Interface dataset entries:

++++++++++++++++++++

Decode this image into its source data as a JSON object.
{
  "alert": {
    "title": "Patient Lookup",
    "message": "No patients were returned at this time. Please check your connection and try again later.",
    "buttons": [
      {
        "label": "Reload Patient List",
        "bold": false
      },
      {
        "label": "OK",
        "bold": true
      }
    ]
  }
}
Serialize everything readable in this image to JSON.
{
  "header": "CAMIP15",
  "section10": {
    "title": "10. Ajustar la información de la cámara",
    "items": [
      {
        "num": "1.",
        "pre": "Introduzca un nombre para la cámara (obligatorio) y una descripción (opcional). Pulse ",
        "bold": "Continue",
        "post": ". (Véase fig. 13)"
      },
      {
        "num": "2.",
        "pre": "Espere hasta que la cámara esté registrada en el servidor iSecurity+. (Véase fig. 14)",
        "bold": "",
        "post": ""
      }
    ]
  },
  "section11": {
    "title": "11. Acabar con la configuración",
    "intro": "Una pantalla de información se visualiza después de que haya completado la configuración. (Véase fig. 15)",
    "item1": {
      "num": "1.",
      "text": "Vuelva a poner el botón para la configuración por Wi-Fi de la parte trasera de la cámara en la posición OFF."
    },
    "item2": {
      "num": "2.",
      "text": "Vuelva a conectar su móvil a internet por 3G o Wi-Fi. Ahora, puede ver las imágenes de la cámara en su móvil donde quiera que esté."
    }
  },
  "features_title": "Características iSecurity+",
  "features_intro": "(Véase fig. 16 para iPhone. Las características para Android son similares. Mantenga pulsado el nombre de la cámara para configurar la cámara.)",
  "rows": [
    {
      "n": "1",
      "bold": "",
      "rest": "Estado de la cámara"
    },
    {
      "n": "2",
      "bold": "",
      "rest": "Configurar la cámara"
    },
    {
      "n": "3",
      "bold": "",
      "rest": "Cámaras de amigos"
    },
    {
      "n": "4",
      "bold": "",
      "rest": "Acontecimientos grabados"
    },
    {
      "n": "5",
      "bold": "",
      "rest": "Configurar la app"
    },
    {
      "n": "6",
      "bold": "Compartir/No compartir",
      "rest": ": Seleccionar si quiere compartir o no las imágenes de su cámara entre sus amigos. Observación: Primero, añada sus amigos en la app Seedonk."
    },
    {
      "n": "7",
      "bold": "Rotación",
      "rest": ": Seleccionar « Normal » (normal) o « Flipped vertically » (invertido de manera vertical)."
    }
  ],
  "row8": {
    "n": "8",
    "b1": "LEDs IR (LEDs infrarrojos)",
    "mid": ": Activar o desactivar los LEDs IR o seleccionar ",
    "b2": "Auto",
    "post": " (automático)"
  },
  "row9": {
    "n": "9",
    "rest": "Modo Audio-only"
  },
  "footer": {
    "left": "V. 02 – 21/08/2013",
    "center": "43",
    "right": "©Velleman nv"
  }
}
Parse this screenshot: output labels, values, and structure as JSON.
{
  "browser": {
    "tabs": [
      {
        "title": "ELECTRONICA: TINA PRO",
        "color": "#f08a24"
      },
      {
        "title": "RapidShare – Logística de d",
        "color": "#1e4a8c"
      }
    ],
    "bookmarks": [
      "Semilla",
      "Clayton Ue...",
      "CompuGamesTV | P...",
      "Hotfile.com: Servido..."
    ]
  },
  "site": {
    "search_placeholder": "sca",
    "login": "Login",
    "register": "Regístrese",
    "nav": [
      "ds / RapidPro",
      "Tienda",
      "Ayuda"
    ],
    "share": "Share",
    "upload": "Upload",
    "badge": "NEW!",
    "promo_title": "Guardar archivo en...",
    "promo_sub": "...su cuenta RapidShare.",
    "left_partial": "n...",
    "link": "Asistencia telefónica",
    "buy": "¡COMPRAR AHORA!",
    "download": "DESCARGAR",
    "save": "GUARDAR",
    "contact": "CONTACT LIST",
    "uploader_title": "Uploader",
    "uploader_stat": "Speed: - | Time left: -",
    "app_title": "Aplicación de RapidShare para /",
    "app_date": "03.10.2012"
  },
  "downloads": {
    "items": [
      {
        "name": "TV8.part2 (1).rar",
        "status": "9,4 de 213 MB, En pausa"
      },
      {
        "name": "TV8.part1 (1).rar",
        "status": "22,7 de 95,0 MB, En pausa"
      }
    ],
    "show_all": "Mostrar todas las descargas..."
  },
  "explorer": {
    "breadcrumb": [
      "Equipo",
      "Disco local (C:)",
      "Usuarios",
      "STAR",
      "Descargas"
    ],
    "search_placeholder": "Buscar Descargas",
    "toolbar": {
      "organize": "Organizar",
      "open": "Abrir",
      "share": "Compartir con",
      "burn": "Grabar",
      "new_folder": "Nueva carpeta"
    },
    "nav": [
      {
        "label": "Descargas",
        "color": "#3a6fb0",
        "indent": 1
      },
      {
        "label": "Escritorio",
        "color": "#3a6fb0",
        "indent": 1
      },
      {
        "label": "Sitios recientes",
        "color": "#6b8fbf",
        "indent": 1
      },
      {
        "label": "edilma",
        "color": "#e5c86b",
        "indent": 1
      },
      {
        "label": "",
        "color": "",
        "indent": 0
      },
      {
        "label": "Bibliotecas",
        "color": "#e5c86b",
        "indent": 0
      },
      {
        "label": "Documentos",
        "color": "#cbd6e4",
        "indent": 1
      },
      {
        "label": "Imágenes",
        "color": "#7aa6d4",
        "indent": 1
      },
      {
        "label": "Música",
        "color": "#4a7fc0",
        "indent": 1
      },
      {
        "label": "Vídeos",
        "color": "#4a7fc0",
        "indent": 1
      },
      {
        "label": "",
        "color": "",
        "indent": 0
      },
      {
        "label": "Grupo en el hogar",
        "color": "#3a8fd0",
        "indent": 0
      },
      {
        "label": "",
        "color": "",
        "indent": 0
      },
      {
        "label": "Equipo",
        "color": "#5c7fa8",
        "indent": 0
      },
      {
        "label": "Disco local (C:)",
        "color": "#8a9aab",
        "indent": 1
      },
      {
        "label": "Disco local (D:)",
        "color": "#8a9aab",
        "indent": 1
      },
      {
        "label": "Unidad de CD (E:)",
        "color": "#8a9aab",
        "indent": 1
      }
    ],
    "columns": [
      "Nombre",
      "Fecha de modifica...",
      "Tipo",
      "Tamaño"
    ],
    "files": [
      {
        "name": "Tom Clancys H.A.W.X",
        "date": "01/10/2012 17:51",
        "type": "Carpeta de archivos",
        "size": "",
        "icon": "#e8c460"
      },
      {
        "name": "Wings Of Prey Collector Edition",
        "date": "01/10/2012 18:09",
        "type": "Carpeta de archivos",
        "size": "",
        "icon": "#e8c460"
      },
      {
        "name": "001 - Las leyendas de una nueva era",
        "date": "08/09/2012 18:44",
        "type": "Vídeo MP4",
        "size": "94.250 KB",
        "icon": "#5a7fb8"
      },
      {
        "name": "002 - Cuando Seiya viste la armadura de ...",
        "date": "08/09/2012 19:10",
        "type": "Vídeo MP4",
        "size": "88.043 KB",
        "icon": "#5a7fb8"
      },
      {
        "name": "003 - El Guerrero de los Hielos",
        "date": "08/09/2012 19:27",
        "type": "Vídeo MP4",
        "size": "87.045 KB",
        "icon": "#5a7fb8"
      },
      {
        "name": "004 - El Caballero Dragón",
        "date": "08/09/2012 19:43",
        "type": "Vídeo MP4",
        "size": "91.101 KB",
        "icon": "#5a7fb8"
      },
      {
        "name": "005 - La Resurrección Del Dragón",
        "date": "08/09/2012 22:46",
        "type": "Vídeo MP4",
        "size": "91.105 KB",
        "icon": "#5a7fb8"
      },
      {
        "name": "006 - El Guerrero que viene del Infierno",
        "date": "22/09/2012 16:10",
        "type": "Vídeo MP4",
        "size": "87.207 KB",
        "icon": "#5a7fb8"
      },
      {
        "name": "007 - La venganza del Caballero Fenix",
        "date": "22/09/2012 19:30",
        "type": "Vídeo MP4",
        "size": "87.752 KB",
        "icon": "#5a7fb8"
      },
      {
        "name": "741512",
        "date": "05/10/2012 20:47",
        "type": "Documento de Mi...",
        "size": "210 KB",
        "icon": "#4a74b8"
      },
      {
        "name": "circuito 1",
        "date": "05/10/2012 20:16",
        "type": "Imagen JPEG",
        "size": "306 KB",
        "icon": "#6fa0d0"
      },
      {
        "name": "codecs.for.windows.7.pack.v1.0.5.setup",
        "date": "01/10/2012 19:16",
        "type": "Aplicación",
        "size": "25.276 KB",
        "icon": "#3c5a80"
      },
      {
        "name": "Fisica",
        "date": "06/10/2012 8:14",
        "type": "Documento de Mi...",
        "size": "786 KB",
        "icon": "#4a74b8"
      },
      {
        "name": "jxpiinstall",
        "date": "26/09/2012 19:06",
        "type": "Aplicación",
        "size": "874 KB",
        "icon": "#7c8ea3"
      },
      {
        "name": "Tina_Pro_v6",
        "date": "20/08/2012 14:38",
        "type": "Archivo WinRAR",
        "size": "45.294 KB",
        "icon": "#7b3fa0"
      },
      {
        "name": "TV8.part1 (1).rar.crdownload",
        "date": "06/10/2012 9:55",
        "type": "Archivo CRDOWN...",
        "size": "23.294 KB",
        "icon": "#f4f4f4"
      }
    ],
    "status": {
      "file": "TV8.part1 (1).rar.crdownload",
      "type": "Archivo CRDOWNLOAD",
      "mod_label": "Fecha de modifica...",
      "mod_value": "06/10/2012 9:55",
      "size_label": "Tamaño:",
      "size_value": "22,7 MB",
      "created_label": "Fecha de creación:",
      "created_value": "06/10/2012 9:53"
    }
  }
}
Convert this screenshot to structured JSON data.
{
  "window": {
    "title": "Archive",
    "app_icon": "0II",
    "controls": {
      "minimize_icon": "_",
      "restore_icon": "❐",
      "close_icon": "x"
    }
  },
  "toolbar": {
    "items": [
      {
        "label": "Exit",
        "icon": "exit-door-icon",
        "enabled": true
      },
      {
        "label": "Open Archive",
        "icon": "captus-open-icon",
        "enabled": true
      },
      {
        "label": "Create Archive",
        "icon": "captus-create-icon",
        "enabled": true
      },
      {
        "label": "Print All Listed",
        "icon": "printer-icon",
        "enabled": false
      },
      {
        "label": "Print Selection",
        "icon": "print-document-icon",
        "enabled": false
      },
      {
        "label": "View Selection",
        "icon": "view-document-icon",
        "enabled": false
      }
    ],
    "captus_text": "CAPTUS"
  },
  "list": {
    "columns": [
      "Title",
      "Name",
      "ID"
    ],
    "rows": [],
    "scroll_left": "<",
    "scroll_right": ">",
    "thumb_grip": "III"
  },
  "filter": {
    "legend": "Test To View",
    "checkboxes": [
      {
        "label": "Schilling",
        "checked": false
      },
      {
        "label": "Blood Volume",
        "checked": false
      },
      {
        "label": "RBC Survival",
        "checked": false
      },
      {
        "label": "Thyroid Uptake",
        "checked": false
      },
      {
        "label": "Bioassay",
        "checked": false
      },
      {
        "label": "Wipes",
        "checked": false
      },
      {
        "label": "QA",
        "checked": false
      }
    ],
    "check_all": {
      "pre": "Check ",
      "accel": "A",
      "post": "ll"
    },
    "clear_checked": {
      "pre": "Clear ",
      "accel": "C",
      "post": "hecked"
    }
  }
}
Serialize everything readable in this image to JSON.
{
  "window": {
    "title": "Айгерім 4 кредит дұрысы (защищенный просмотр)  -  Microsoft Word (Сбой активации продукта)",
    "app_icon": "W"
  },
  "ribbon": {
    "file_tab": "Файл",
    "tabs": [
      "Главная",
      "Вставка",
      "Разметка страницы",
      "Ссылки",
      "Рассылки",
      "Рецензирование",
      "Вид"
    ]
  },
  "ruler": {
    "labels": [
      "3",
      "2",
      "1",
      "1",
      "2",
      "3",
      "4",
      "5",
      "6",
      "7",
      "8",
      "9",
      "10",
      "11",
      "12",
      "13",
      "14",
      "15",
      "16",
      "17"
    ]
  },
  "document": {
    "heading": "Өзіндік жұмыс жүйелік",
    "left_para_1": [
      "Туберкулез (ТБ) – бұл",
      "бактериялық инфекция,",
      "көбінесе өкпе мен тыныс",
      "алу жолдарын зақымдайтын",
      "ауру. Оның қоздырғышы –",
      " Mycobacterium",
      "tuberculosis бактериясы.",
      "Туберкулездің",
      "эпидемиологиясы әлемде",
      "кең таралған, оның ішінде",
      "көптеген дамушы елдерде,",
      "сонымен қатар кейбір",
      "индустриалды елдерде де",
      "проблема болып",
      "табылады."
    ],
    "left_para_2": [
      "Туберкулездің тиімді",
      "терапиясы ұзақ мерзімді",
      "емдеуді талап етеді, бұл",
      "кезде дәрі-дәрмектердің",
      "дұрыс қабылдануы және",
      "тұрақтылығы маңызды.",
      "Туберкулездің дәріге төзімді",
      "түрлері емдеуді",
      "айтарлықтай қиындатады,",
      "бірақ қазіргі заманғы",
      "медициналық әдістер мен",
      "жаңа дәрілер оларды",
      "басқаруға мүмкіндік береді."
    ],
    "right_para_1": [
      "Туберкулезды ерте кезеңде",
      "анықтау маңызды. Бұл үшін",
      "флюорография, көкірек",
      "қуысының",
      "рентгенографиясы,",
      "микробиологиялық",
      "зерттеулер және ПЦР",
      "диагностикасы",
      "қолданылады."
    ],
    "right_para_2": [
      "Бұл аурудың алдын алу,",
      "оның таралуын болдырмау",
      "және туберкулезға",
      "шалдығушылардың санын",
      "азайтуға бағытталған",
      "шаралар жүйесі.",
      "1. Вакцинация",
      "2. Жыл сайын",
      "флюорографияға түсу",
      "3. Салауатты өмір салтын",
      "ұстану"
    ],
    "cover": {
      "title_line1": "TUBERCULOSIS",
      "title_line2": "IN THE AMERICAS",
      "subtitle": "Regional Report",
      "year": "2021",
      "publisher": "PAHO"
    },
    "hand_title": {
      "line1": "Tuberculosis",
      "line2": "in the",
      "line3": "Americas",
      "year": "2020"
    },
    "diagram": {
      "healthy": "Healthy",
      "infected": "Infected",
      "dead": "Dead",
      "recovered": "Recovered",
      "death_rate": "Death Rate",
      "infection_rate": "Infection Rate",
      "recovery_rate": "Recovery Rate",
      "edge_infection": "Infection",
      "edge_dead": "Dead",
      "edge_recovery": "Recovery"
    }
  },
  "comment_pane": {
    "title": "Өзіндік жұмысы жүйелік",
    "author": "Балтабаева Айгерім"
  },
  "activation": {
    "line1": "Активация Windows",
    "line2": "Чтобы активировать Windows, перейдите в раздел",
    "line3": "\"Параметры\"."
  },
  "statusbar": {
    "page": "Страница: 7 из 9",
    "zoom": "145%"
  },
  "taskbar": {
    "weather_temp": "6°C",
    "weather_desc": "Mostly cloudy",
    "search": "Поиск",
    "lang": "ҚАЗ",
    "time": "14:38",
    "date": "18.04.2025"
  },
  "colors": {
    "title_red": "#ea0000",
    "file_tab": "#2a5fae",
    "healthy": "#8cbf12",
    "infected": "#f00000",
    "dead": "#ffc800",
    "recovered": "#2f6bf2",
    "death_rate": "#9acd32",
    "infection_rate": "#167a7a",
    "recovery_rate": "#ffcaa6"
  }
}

++++++++++++++++++++

If a line of the records includes the string "configuración", copy it out.

    "title": "11. Acabar con la configuración",
    "intro": "Una pantalla de información se visualiza después de que haya completado la configuración. (Véase fig. 15)",
      "text": "Vuelva a poner el botón para la configuración por Wi-Fi de la parte trasera de la cámara en la posición OFF."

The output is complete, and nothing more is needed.